Written request - Provide an exact reproduction of every entry.

§ §

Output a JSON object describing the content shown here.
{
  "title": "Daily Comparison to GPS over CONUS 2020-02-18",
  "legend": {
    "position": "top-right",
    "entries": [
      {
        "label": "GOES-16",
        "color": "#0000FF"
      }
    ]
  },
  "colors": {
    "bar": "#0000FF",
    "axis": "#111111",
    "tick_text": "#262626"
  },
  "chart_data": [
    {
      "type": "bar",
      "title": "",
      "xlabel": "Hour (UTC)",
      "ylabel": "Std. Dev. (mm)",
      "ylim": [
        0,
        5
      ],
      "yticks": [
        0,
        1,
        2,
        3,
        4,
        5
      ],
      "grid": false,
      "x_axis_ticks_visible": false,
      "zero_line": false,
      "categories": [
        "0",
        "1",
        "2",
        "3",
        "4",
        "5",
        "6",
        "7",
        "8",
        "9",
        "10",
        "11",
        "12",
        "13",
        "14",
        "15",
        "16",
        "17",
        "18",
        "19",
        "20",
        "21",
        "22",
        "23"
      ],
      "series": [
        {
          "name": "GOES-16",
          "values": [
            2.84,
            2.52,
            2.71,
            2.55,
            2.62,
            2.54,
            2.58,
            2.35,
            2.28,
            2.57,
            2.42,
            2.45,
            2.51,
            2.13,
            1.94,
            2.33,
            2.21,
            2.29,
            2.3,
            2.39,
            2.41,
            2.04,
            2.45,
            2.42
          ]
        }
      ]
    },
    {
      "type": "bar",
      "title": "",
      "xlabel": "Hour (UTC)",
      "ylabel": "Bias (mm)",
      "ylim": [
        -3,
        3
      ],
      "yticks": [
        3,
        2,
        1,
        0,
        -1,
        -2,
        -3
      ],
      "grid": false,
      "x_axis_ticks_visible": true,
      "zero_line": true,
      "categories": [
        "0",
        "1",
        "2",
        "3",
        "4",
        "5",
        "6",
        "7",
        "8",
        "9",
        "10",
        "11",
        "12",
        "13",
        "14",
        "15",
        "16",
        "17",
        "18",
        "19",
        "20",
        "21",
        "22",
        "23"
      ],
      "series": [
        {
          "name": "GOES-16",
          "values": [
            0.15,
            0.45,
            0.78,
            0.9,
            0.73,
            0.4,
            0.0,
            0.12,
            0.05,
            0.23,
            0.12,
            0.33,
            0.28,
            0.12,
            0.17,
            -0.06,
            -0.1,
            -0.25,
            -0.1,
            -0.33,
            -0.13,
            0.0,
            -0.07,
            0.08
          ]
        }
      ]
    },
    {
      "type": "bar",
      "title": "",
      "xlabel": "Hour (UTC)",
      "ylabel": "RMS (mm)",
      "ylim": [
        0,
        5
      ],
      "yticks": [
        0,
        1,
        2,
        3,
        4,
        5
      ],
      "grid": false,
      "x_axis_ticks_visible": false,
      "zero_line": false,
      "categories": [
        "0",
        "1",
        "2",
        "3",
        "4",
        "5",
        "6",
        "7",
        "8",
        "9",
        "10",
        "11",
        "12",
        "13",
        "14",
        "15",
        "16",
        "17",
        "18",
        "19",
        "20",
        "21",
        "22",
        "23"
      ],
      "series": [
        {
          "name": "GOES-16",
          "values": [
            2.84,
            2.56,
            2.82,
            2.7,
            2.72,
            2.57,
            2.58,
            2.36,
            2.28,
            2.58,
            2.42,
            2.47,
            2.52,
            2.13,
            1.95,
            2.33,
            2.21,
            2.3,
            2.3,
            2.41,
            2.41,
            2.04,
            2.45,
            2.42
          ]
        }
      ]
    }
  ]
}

§ §

Response to this exercise -
Output a JSON object describing the content shown here.
{
  "title": "Daily Comparison to GPS over CONUS 2020-02-18",
  "legend": {
    "position": "top-right",
    "entries": [
      {
        "label": "GOES-16",
        "color": "#0000FF"
      }
    ]
  },
  "colors": {
    "bar": "#0000FF",
    "axis": "#111111",
    "tick_text": "#262626"
  },
  "chart_data": [
    {
      "type": "bar",
      "title": "",
      "xlabel": "Hour (UTC)",
      "ylabel": "Std. Dev. (mm)",
      "ylim": [
        0,
        5
      ],
      "yticks": [
        0,
        1,
        2,
        3,
        4,
        5
      ],
      "grid": false,
      "x_axis_ticks_visible": false,
      "zero_line": false,
      "categories": [
        "0",
        "1",
        "2",
        "3",
        "4",
        "5",
        "6",
        "7",
        "8",
        "9",
        "10",
        "11",
        "12",
        "13",
        "14",
        "15",
        "16",
        "17",
        "18",
        "19",
        "20",
        "21",
        "22",
        "23"
      ],
      "series": [
        {
          "name": "GOES-16",
          "values": [
            2.84,
            2.52,
            2.71,
            2.55,
            2.62,
            2.54,
            2.58,
            2.35,
            2.28,
            2.57,
            2.42,
            2.45,
            2.51,
            2.13,
            1.94,
            2.33,
            2.21,
            2.29,
            2.3,
            2.39,
            2.41,
            2.04,
            2.45,
            2.42
          ]
        }
      ]
    },
    {
      "type": "bar",
      "title": "",
      "xlabel": "Hour (UTC)",
      "ylabel": "Bias (mm)",
      "ylim": [
        -3,
        3
      ],
      "yticks": [
        3,
        2,
        1,
        0,
        -1,
        -2,
        -3
      ],
      "grid": false,
      "x_axis_ticks_visible": true,
      "zero_line": true,
      "categories": [
        "0",
        "1",
        "2",
        "3",
        "4",
        "5",
        "6",
        "7",
        "8",
        "9",
        "10",
        "11",
        "12",
        "13",
        "14",
        "15",
        "16",
        "17",
        "18",
        "19",
        "20",
        "21",
        "22",
        "23"
      ],
      "series": [
        {
          "name": "GOES-16",
          "values": [
            0.15,
            0.45,
            0.78,
            0.9,
            0.73,
            0.4,
            0.0,
            0.12,
            0.05,
            0.23,
            0.12,
            0.33,
            0.28,
            0.12,
            0.17,
            -0.06,
            -0.1,
            -0.25,
            -0.1,
            -0.33,
            -0.13,
            0.0,
            -0.07,
            0.08
          ]
        }
      ]
    },
    {
      "type": "bar",
      "title": "",
      "xlabel": "Hour (UTC)",
      "ylabel": "RMS (mm)",
      "ylim": [
        0,
        5
      ],
      "yticks": [
        0,
        1,
        2,
        3,
        4,
        5
      ],
      "grid": false,
      "x_axis_ticks_visible": false,
      "zero_line": false,
      "categories": [
        "0",
        "1",
        "2",
        "3",
        "4",
        "5",
        "6",
        "7",
        "8",
        "9",
        "10",
        "11",
        "12",
        "13",
        "14",
        "15",
        "16",
        "17",
        "18",
        "19",
        "20",
        "21",
        "22",
        "23"
      ],
      "series": [
        {
          "name": "GOES-16",
          "values": [
            2.84,
            2.56,
            2.82,
            2.7,
            2.72,
            2.57,
            2.58,
            2.36,
            2.28,
            2.58,
            2.42,
            2.47,
            2.52,
            2.13,
            1.95,
            2.33,
            2.21,
            2.3,
            2.3,
            2.41,
            2.41,
            2.04,
            2.45,
            2.42
          ]
        }
      ]
    }
  ]
}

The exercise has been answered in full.